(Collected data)
** start **
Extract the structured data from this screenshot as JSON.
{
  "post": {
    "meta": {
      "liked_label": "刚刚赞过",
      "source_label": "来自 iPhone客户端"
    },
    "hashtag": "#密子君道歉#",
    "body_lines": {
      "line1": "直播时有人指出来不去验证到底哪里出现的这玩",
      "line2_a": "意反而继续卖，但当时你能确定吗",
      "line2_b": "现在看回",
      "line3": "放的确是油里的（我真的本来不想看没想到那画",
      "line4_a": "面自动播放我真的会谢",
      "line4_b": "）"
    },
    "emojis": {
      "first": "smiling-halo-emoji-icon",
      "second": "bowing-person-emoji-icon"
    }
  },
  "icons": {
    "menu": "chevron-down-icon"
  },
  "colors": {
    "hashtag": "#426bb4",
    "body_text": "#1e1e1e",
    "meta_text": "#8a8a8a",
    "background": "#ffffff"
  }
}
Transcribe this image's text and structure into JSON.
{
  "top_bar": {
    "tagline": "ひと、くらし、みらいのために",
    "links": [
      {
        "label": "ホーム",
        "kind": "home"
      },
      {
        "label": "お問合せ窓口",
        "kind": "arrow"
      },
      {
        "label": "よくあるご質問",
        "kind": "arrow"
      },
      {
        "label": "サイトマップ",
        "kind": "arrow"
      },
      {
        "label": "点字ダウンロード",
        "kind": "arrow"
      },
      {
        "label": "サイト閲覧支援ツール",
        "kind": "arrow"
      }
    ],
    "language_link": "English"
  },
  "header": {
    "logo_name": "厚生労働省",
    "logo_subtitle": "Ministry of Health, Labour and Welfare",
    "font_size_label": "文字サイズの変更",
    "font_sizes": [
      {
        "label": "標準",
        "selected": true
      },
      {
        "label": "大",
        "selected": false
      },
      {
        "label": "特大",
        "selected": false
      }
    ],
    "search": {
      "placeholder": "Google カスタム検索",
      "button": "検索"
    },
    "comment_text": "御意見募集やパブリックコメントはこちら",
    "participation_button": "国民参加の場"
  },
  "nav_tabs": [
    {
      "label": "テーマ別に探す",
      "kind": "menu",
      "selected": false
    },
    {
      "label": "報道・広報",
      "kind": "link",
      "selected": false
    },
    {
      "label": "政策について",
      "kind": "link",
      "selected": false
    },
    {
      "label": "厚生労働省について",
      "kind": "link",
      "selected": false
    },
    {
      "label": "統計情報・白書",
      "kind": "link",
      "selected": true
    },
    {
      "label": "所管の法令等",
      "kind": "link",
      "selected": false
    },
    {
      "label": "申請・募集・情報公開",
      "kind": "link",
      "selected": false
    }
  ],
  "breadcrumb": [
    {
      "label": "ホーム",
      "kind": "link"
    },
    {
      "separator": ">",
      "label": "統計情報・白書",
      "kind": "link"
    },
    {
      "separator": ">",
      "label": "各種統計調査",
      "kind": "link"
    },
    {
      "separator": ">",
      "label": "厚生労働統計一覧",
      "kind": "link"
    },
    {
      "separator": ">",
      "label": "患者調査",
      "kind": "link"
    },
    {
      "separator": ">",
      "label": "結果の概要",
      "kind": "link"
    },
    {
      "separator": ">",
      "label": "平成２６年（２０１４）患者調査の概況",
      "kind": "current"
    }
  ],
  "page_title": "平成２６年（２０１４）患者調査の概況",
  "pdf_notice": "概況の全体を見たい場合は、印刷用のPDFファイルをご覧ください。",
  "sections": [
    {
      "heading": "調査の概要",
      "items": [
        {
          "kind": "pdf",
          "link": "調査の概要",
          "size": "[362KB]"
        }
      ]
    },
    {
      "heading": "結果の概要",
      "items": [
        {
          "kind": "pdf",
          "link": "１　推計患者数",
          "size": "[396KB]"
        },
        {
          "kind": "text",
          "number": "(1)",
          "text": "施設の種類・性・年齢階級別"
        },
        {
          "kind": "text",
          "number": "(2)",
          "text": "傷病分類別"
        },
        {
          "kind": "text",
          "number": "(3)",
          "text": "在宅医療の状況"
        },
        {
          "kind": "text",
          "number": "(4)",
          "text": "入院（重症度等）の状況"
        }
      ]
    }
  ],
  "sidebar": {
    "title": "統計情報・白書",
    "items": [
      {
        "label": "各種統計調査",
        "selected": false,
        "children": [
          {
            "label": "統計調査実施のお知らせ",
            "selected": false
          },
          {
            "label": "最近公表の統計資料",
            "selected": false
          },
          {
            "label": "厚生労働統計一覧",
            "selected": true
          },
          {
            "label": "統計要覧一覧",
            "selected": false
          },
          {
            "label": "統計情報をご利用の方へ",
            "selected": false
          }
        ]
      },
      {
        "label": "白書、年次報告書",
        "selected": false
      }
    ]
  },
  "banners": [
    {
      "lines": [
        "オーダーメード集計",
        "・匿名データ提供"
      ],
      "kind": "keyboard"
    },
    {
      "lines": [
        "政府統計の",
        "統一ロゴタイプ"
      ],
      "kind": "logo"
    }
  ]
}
** end **
* **TASK**
Every entry above needs to be quoted exactly.

* **PROBLEM SOLUTION**
Extract the structured data from this screenshot as JSON.
{
  "post": {
    "meta": {
      "liked_label": "刚刚赞过",
      "source_label": "来自 iPhone客户端"
    },
    "hashtag": "#密子君道歉#",
    "body_lines": {
      "line1": "直播时有人指出来不去验证到底哪里出现的这玩",
      "line2_a": "意反而继续卖，但当时你能确定吗",
      "line2_b": "现在看回",
      "line3": "放的确是油里的（我真的本来不想看没想到那画",
      "line4_a": "面自动播放我真的会谢",
      "line4_b": "）"
    },
    "emojis": {
      "first": "smiling-halo-emoji-icon",
      "second": "bowing-person-emoji-icon"
    }
  },
  "icons": {
    "menu": "chevron-down-icon"
  },
  "colors": {
    "hashtag": "#426bb4",
    "body_text": "#1e1e1e",
    "meta_text": "#8a8a8a",
    "background": "#ffffff"
  }
}
Transcribe this image's text and structure into JSON.
{
  "top_bar": {
    "tagline": "ひと、くらし、みらいのために",
    "links": [
      {
        "label": "ホーム",
        "kind": "home"
      },
      {
        "label": "お問合せ窓口",
        "kind": "arrow"
      },
      {
        "label": "よくあるご質問",
        "kind": "arrow"
      },
      {
        "label": "サイトマップ",
        "kind": "arrow"
      },
      {
        "label": "点字ダウンロード",
        "kind": "arrow"
      },
      {
        "label": "サイト閲覧支援ツール",
        "kind": "arrow"
      }
    ],
    "language_link": "English"
  },
  "header": {
    "logo_name": "厚生労働省",
    "logo_subtitle": "Ministry of Health, Labour and Welfare",
    "font_size_label": "文字サイズの変更",
    "font_sizes": [
      {
        "label": "標準",
        "selected": true
      },
      {
        "label": "大",
        "selected": false
      },
      {
        "label": "特大",
        "selected": false
      }
    ],
    "search": {
      "placeholder": "Google カスタム検索",
      "button": "検索"
    },
    "comment_text": "御意見募集やパブリックコメントはこちら",
    "participation_button": "国民参加の場"
  },
  "nav_tabs": [
    {
      "label": "テーマ別に探す",
      "kind": "menu",
      "selected": false
    },
    {
      "label": "報道・広報",
      "kind": "link",
      "selected": false
    },
    {
      "label": "政策について",
      "kind": "link",
      "selected": false
    },
    {
      "label": "厚生労働省について",
      "kind": "link",
      "selected": false
    },
    {
      "label": "統計情報・白書",
      "kind": "link",
      "selected": true
    },
    {
      "label": "所管の法令等",
      "kind": "link",
      "selected": false
    },
    {
      "label": "申請・募集・情報公開",
      "kind": "link",
      "selected": false
    }
  ],
  "breadcrumb": [
    {
      "label": "ホーム",
      "kind": "link"
    },
    {
      "separator": ">",
      "label": "統計情報・白書",
      "kind": "link"
    },
    {
      "separator": ">",
      "label": "各種統計調査",
      "kind": "link"
    },
    {
      "separator": ">",
      "label": "厚生労働統計一覧",
      "kind": "link"
    },
    {
      "separator": ">",
      "label": "患者調査",
      "kind": "link"
    },
    {
      "separator": ">",
      "label": "結果の概要",
      "kind": "link"
    },
    {
      "separator": ">",
      "label": "平成２６年（２０１４）患者調査の概況",
      "kind": "current"
    }
  ],
  "page_title": "平成２６年（２０１４）患者調査の概況",
  "pdf_notice": "概況の全体を見たい場合は、印刷用のPDFファイルをご覧ください。",
  "sections": [
    {
      "heading": "調査の概要",
      "items": [
        {
          "kind": "pdf",
          "link": "調査の概要",
          "size": "[362KB]"
        }
      ]
    },
    {
      "heading": "結果の概要",
      "items": [
        {
          "kind": "pdf",
          "link": "１　推計患者数",
          "size": "[396KB]"
        },
        {
          "kind": "text",
          "number": "(1)",
          "text": "施設の種類・性・年齢階級別"
        },
        {
          "kind": "text",
          "number": "(2)",
          "text": "傷病分類別"
        },
        {
          "kind": "text",
          "number": "(3)",
          "text": "在宅医療の状況"
        },
        {
          "kind": "text",
          "number": "(4)",
          "text": "入院（重症度等）の状況"
        }
      ]
    }
  ],
  "sidebar": {
    "title": "統計情報・白書",
    "items": [
      {
        "label": "各種統計調査",
        "selected": false,
        "children": [
          {
            "label": "統計調査実施のお知らせ",
            "selected": false
          },
          {
            "label": "最近公表の統計資料",
            "selected": false
          },
          {
            "label": "厚生労働統計一覧",
            "selected": true
          },
          {
            "label": "統計要覧一覧",
            "selected": false
          },
          {
            "label": "統計情報をご利用の方へ",
            "selected": false
          }
        ]
      },
      {
        "label": "白書、年次報告書",
        "selected": false
      }
    ]
  },
  "banners": [
    {
      "lines": [
        "オーダーメード集計",
        "・匿名データ提供"
      ],
      "kind": "keyboard"
    },
    {
      "lines": [
        "政府統計の",
        "統一ロゴタイプ"
      ],
      "kind": "logo"
    }
  ]
}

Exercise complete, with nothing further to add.